[Begin AVAILABLE RECORDS]
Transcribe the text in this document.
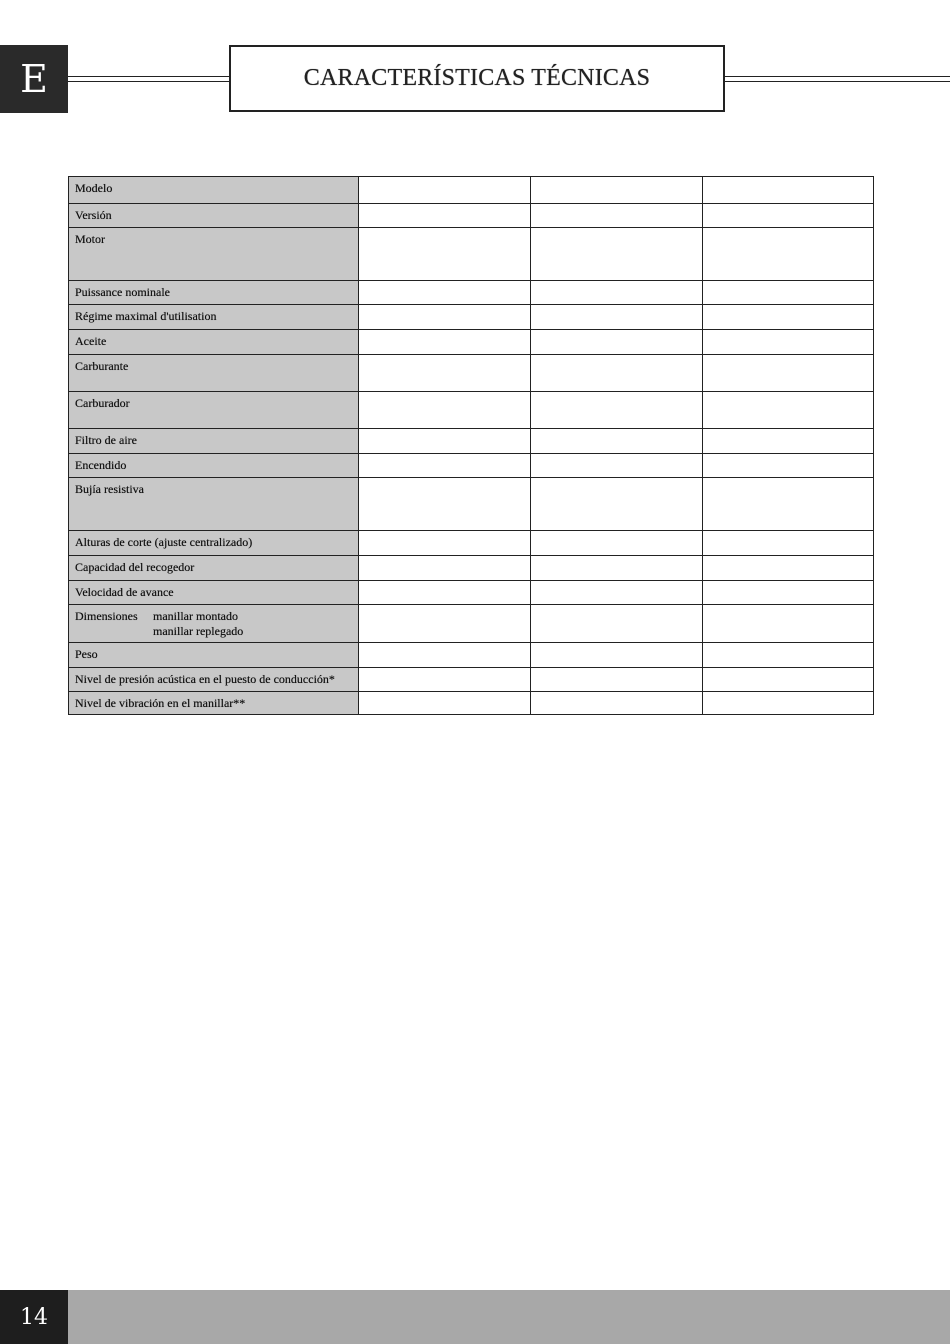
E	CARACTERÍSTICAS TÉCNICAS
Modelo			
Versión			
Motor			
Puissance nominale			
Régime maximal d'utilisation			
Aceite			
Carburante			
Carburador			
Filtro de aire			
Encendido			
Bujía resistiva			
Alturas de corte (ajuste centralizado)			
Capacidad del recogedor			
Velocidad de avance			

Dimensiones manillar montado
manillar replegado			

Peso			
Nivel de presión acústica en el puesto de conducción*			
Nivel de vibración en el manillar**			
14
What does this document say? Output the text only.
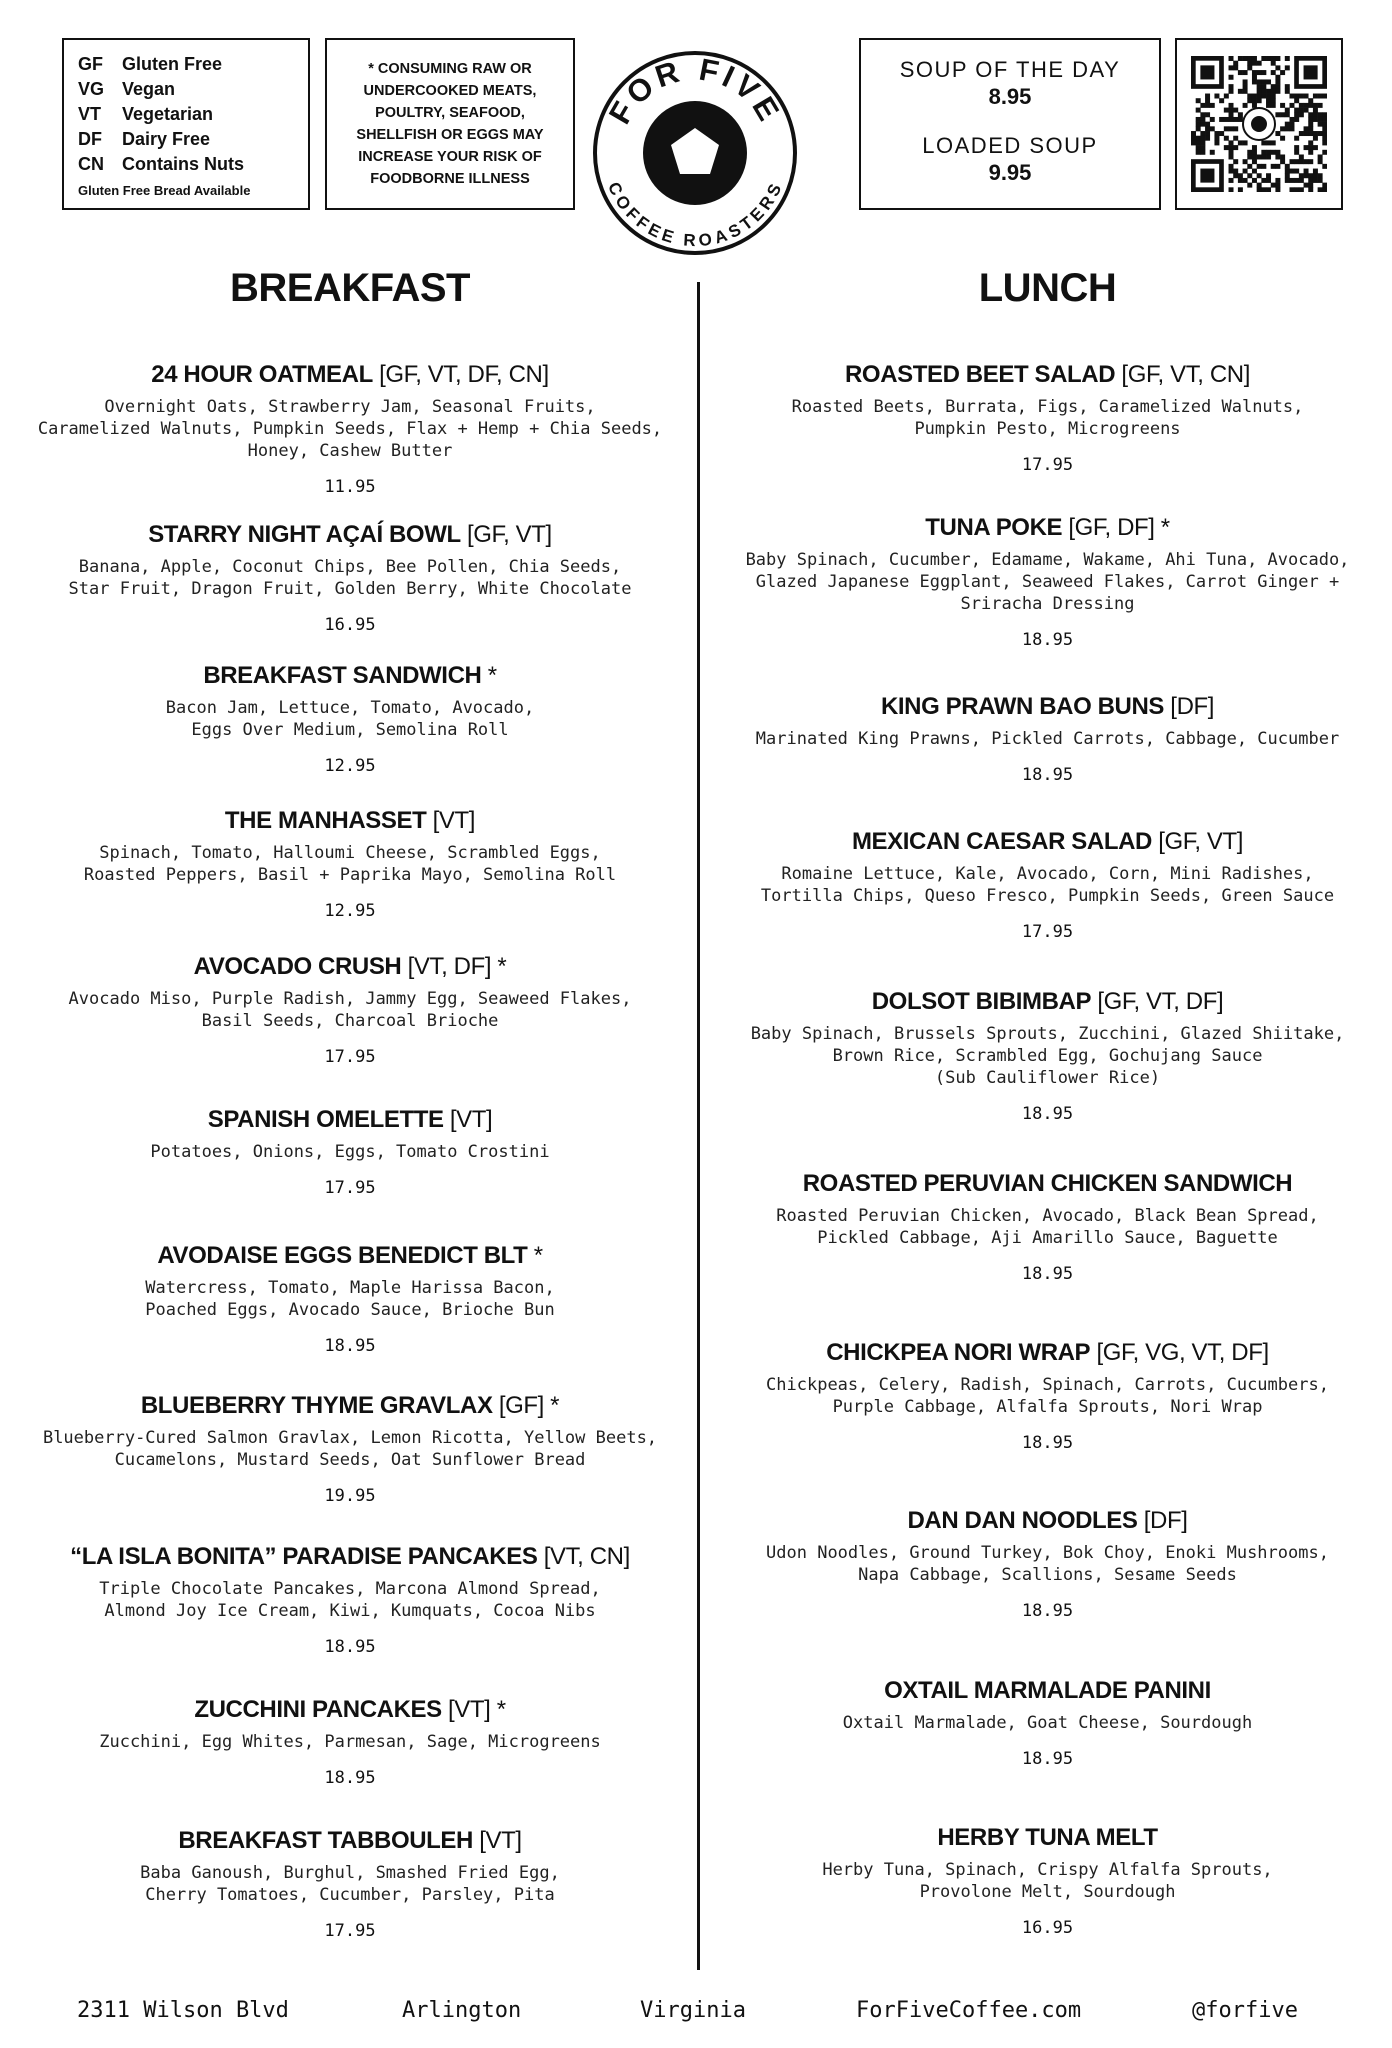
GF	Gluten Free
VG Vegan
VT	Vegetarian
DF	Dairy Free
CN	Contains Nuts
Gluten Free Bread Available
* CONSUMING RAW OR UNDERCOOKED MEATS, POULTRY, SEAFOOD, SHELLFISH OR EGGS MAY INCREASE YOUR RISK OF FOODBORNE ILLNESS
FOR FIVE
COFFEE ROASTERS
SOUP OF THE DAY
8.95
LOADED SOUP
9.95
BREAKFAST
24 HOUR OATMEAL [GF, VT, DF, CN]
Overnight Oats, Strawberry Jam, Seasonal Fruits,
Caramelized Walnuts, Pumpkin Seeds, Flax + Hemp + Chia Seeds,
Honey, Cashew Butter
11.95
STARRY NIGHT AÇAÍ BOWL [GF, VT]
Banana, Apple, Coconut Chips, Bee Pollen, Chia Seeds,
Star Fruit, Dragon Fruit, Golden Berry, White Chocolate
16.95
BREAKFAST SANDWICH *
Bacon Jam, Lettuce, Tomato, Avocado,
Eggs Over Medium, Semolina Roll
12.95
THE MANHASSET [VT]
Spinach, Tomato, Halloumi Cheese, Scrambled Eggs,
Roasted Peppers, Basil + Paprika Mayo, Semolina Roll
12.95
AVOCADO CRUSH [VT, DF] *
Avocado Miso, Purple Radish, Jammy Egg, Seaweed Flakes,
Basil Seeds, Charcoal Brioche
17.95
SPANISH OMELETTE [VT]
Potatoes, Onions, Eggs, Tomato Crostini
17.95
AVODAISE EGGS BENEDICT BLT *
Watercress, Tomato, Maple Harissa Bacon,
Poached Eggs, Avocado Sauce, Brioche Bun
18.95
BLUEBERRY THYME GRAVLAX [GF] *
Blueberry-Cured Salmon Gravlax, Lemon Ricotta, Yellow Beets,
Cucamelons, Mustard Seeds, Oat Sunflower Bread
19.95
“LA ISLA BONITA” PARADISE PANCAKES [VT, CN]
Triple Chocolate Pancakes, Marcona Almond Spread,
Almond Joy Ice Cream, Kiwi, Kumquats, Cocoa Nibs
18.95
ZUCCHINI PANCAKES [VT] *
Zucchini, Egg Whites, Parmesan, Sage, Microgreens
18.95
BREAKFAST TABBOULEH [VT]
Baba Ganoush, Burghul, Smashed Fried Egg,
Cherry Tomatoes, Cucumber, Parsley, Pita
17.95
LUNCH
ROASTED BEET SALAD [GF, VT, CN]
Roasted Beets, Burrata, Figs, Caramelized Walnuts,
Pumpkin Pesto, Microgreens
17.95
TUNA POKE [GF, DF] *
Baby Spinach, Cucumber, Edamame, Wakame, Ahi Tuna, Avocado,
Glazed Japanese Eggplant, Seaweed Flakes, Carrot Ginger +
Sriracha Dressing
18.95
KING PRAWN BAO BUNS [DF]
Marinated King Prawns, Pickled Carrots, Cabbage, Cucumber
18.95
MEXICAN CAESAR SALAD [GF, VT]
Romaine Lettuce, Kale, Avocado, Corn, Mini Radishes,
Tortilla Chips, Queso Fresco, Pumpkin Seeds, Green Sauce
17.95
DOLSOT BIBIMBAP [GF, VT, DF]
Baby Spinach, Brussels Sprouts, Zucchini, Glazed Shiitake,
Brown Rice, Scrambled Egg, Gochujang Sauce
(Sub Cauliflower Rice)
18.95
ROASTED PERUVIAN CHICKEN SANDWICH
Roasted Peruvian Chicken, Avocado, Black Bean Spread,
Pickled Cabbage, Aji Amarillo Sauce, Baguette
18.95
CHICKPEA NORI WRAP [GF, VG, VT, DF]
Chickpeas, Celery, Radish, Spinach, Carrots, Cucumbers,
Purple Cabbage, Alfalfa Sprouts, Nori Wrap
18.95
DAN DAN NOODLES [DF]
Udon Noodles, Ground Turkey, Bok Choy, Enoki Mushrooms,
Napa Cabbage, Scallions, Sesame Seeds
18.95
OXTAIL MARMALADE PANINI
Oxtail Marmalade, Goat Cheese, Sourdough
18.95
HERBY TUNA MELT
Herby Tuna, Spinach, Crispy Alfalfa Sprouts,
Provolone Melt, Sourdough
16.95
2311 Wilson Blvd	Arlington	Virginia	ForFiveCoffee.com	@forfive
[End AVAILABLE RECORDS]
- INSTRUCTIONS TO FOLLOW
Each entry must be retyped word for word, with every image omitted.

- EXERCISE SOLUTION
Transcribe the text in this document.
E	CARACTERÍSTICAS TÉCNICAS
Modelo			
Versión			
Motor			
Puissance nominale			
Régime maximal d'utilisation			
Aceite			
Carburante			
Carburador			
Filtro de aire			
Encendido			
Bujía resistiva			
Alturas de corte (ajuste centralizado)			
Capacidad del recogedor			
Velocidad de avance			

Dimensiones manillar montado
manillar replegado			

Peso			
Nivel de presión acústica en el puesto de conducción*			
Nivel de vibración en el manillar**			
14
What does this document say? Output the text only.
GF	Gluten Free
VG Vegan
VT	Vegetarian
DF	Dairy Free
CN	Contains Nuts
Gluten Free Bread Available
* CONSUMING RAW OR UNDERCOOKED MEATS, POULTRY, SEAFOOD, SHELLFISH OR EGGS MAY INCREASE YOUR RISK OF FOODBORNE ILLNESS
FOR FIVE
COFFEE ROASTERS
SOUP OF THE DAY
8.95
LOADED SOUP
9.95
BREAKFAST
24 HOUR OATMEAL [GF, VT, DF, CN]
Overnight Oats, Strawberry Jam, Seasonal Fruits,
Caramelized Walnuts, Pumpkin Seeds, Flax + Hemp + Chia Seeds,
Honey, Cashew Butter
11.95
STARRY NIGHT AÇAÍ BOWL [GF, VT]
Banana, Apple, Coconut Chips, Bee Pollen, Chia Seeds,
Star Fruit, Dragon Fruit, Golden Berry, White Chocolate
16.95
BREAKFAST SANDWICH *
Bacon Jam, Lettuce, Tomato, Avocado,
Eggs Over Medium, Semolina Roll
12.95
THE MANHASSET [VT]
Spinach, Tomato, Halloumi Cheese, Scrambled Eggs,
Roasted Peppers, Basil + Paprika Mayo, Semolina Roll
12.95
AVOCADO CRUSH [VT, DF] *
Avocado Miso, Purple Radish, Jammy Egg, Seaweed Flakes,
Basil Seeds, Charcoal Brioche
17.95
SPANISH OMELETTE [VT]
Potatoes, Onions, Eggs, Tomato Crostini
17.95
AVODAISE EGGS BENEDICT BLT *
Watercress, Tomato, Maple Harissa Bacon,
Poached Eggs, Avocado Sauce, Brioche Bun
18.95
BLUEBERRY THYME GRAVLAX [GF] *
Blueberry-Cured Salmon Gravlax, Lemon Ricotta, Yellow Beets,
Cucamelons, Mustard Seeds, Oat Sunflower Bread
19.95
“LA ISLA BONITA” PARADISE PANCAKES [VT, CN]
Triple Chocolate Pancakes, Marcona Almond Spread,
Almond Joy Ice Cream, Kiwi, Kumquats, Cocoa Nibs
18.95
ZUCCHINI PANCAKES [VT] *
Zucchini, Egg Whites, Parmesan, Sage, Microgreens
18.95
BREAKFAST TABBOULEH [VT]
Baba Ganoush, Burghul, Smashed Fried Egg,
Cherry Tomatoes, Cucumber, Parsley, Pita
17.95
LUNCH
ROASTED BEET SALAD [GF, VT, CN]
Roasted Beets, Burrata, Figs, Caramelized Walnuts,
Pumpkin Pesto, Microgreens
17.95
TUNA POKE [GF, DF] *
Baby Spinach, Cucumber, Edamame, Wakame, Ahi Tuna, Avocado,
Glazed Japanese Eggplant, Seaweed Flakes, Carrot Ginger +
Sriracha Dressing
18.95
KING PRAWN BAO BUNS [DF]
Marinated King Prawns, Pickled Carrots, Cabbage, Cucumber
18.95
MEXICAN CAESAR SALAD [GF, VT]
Romaine Lettuce, Kale, Avocado, Corn, Mini Radishes,
Tortilla Chips, Queso Fresco, Pumpkin Seeds, Green Sauce
17.95
DOLSOT BIBIMBAP [GF, VT, DF]
Baby Spinach, Brussels Sprouts, Zucchini, Glazed Shiitake,
Brown Rice, Scrambled Egg, Gochujang Sauce
(Sub Cauliflower Rice)
18.95
ROASTED PERUVIAN CHICKEN SANDWICH
Roasted Peruvian Chicken, Avocado, Black Bean Spread,
Pickled Cabbage, Aji Amarillo Sauce, Baguette
18.95
CHICKPEA NORI WRAP [GF, VG, VT, DF]
Chickpeas, Celery, Radish, Spinach, Carrots, Cucumbers,
Purple Cabbage, Alfalfa Sprouts, Nori Wrap
18.95
DAN DAN NOODLES [DF]
Udon Noodles, Ground Turkey, Bok Choy, Enoki Mushrooms,
Napa Cabbage, Scallions, Sesame Seeds
18.95
OXTAIL MARMALADE PANINI
Oxtail Marmalade, Goat Cheese, Sourdough
18.95
HERBY TUNA MELT
Herby Tuna, Spinach, Crispy Alfalfa Sprouts,
Provolone Melt, Sourdough
16.95
2311 Wilson Blvd	Arlington	Virginia	ForFiveCoffee.com	@forfive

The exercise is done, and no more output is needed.